Stated problem – Nothing in the records may be left out or altered; reproduce them all exactly.

[Rows from a figure dataset]
>>>
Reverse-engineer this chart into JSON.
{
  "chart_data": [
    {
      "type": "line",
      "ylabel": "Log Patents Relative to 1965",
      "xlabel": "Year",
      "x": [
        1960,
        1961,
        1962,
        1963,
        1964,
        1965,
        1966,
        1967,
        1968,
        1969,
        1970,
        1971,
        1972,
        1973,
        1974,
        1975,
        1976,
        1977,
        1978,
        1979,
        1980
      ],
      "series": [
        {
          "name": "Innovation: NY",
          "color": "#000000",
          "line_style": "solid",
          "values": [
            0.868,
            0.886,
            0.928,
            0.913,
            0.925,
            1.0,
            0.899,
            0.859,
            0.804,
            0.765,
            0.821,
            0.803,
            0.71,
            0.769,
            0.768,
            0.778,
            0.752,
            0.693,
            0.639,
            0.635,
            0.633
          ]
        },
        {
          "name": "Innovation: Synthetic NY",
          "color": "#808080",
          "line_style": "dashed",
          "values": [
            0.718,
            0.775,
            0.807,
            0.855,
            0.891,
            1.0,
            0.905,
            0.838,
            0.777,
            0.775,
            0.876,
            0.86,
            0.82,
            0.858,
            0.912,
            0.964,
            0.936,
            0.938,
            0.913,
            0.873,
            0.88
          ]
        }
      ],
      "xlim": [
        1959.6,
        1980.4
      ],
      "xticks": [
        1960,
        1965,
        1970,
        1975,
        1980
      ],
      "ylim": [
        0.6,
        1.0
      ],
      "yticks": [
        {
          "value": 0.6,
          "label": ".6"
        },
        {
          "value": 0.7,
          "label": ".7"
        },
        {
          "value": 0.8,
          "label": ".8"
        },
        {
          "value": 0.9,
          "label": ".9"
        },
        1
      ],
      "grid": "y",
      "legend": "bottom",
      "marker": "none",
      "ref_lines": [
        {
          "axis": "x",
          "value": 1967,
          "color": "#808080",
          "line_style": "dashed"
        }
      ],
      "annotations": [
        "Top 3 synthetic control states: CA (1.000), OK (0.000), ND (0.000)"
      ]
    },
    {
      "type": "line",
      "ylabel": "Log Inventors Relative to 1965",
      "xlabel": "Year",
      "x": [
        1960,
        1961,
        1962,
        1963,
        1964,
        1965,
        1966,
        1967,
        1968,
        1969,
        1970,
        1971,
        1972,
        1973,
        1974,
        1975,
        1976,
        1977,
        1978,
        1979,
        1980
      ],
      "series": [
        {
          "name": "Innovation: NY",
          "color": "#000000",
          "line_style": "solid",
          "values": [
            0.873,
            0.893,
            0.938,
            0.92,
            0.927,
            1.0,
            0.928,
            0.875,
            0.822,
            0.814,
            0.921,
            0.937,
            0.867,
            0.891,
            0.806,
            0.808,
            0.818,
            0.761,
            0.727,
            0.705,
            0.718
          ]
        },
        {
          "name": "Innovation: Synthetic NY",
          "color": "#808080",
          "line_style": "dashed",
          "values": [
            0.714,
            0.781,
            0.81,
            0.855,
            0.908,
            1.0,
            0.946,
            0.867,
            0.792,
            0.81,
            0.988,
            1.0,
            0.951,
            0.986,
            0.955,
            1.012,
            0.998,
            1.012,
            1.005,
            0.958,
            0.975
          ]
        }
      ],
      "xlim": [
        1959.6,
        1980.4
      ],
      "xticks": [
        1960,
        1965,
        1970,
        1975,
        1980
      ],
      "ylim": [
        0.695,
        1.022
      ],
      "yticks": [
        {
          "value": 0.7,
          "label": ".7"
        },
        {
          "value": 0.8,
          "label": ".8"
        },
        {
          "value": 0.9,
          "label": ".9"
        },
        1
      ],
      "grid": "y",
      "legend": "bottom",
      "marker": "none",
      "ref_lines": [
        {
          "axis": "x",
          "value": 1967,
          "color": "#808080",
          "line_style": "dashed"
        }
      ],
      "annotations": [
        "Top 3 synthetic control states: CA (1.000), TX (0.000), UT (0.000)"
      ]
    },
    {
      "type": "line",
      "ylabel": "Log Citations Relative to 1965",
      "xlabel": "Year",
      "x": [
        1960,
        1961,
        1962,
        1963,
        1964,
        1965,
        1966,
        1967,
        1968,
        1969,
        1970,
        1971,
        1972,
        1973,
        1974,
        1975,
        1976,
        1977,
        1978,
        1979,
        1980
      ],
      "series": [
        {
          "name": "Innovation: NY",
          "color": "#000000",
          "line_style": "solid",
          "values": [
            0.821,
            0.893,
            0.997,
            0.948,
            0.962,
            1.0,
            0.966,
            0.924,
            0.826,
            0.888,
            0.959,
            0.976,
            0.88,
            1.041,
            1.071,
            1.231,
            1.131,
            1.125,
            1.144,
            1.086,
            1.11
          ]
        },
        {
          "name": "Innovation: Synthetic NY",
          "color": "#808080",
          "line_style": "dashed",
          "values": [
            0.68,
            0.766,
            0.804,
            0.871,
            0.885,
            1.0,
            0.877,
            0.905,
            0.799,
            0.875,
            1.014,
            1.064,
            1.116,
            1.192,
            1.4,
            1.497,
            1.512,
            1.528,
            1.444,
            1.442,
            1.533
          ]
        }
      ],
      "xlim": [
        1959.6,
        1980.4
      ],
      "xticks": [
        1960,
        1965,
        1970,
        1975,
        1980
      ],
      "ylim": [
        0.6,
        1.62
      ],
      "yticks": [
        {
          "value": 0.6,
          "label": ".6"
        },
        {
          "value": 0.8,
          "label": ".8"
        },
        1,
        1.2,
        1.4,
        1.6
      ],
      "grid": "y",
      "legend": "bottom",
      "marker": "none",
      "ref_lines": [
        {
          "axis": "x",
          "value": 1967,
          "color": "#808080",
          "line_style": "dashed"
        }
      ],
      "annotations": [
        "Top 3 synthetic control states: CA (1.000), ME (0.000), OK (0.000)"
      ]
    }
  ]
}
<<<
Final result –
Reverse-engineer this chart into JSON.
{
  "chart_data": [
    {
      "type": "line",
      "ylabel": "Log Patents Relative to 1965",
      "xlabel": "Year",
      "x": [
        1960,
        1961,
        1962,
        1963,
        1964,
        1965,
        1966,
        1967,
        1968,
        1969,
        1970,
        1971,
        1972,
        1973,
        1974,
        1975,
        1976,
        1977,
        1978,
        1979,
        1980
      ],
      "series": [
        {
          "name": "Innovation: NY",
          "color": "#000000",
          "line_style": "solid",
          "values": [
            0.868,
            0.886,
            0.928,
            0.913,
            0.925,
            1.0,
            0.899,
            0.859,
            0.804,
            0.765,
            0.821,
            0.803,
            0.71,
            0.769,
            0.768,
            0.778,
            0.752,
            0.693,
            0.639,
            0.635,
            0.633
          ]
        },
        {
          "name": "Innovation: Synthetic NY",
          "color": "#808080",
          "line_style": "dashed",
          "values": [
            0.718,
            0.775,
            0.807,
            0.855,
            0.891,
            1.0,
            0.905,
            0.838,
            0.777,
            0.775,
            0.876,
            0.86,
            0.82,
            0.858,
            0.912,
            0.964,
            0.936,
            0.938,
            0.913,
            0.873,
            0.88
          ]
        }
      ],
      "xlim": [
        1959.6,
        1980.4
      ],
      "xticks": [
        1960,
        1965,
        1970,
        1975,
        1980
      ],
      "ylim": [
        0.6,
        1.0
      ],
      "yticks": [
        {
          "value": 0.6,
          "label": ".6"
        },
        {
          "value": 0.7,
          "label": ".7"
        },
        {
          "value": 0.8,
          "label": ".8"
        },
        {
          "value": 0.9,
          "label": ".9"
        },
        1
      ],
      "grid": "y",
      "legend": "bottom",
      "marker": "none",
      "ref_lines": [
        {
          "axis": "x",
          "value": 1967,
          "color": "#808080",
          "line_style": "dashed"
        }
      ],
      "annotations": [
        "Top 3 synthetic control states: CA (1.000), OK (0.000), ND (0.000)"
      ]
    },
    {
      "type": "line",
      "ylabel": "Log Inventors Relative to 1965",
      "xlabel": "Year",
      "x": [
        1960,
        1961,
        1962,
        1963,
        1964,
        1965,
        1966,
        1967,
        1968,
        1969,
        1970,
        1971,
        1972,
        1973,
        1974,
        1975,
        1976,
        1977,
        1978,
        1979,
        1980
      ],
      "series": [
        {
          "name": "Innovation: NY",
          "color": "#000000",
          "line_style": "solid",
          "values": [
            0.873,
            0.893,
            0.938,
            0.92,
            0.927,
            1.0,
            0.928,
            0.875,
            0.822,
            0.814,
            0.921,
            0.937,
            0.867,
            0.891,
            0.806,
            0.808,
            0.818,
            0.761,
            0.727,
            0.705,
            0.718
          ]
        },
        {
          "name": "Innovation: Synthetic NY",
          "color": "#808080",
          "line_style": "dashed",
          "values": [
            0.714,
            0.781,
            0.81,
            0.855,
            0.908,
            1.0,
            0.946,
            0.867,
            0.792,
            0.81,
            0.988,
            1.0,
            0.951,
            0.986,
            0.955,
            1.012,
            0.998,
            1.012,
            1.005,
            0.958,
            0.975
          ]
        }
      ],
      "xlim": [
        1959.6,
        1980.4
      ],
      "xticks": [
        1960,
        1965,
        1970,
        1975,
        1980
      ],
      "ylim": [
        0.695,
        1.022
      ],
      "yticks": [
        {
          "value": 0.7,
          "label": ".7"
        },
        {
          "value": 0.8,
          "label": ".8"
        },
        {
          "value": 0.9,
          "label": ".9"
        },
        1
      ],
      "grid": "y",
      "legend": "bottom",
      "marker": "none",
      "ref_lines": [
        {
          "axis": "x",
          "value": 1967,
          "color": "#808080",
          "line_style": "dashed"
        }
      ],
      "annotations": [
        "Top 3 synthetic control states: CA (1.000), TX (0.000), UT (0.000)"
      ]
    },
    {
      "type": "line",
      "ylabel": "Log Citations Relative to 1965",
      "xlabel": "Year",
      "x": [
        1960,
        1961,
        1962,
        1963,
        1964,
        1965,
        1966,
        1967,
        1968,
        1969,
        1970,
        1971,
        1972,
        1973,
        1974,
        1975,
        1976,
        1977,
        1978,
        1979,
        1980
      ],
      "series": [
        {
          "name": "Innovation: NY",
          "color": "#000000",
          "line_style": "solid",
          "values": [
            0.821,
            0.893,
            0.997,
            0.948,
            0.962,
            1.0,
            0.966,
            0.924,
            0.826,
            0.888,
            0.959,
            0.976,
            0.88,
            1.041,
            1.071,
            1.231,
            1.131,
            1.125,
            1.144,
            1.086,
            1.11
          ]
        },
        {
          "name": "Innovation: Synthetic NY",
          "color": "#808080",
          "line_style": "dashed",
          "values": [
            0.68,
            0.766,
            0.804,
            0.871,
            0.885,
            1.0,
            0.877,
            0.905,
            0.799,
            0.875,
            1.014,
            1.064,
            1.116,
            1.192,
            1.4,
            1.497,
            1.512,
            1.528,
            1.444,
            1.442,
            1.533
          ]
        }
      ],
      "xlim": [
        1959.6,
        1980.4
      ],
      "xticks": [
        1960,
        1965,
        1970,
        1975,
        1980
      ],
      "ylim": [
        0.6,
        1.62
      ],
      "yticks": [
        {
          "value": 0.6,
          "label": ".6"
        },
        {
          "value": 0.8,
          "label": ".8"
        },
        1,
        1.2,
        1.4,
        1.6
      ],
      "grid": "y",
      "legend": "bottom",
      "marker": "none",
      "ref_lines": [
        {
          "axis": "x",
          "value": 1967,
          "color": "#808080",
          "line_style": "dashed"
        }
      ],
      "annotations": [
        "Top 3 synthetic control states: CA (1.000), ME (0.000), OK (0.000)"
      ]
    }
  ]
}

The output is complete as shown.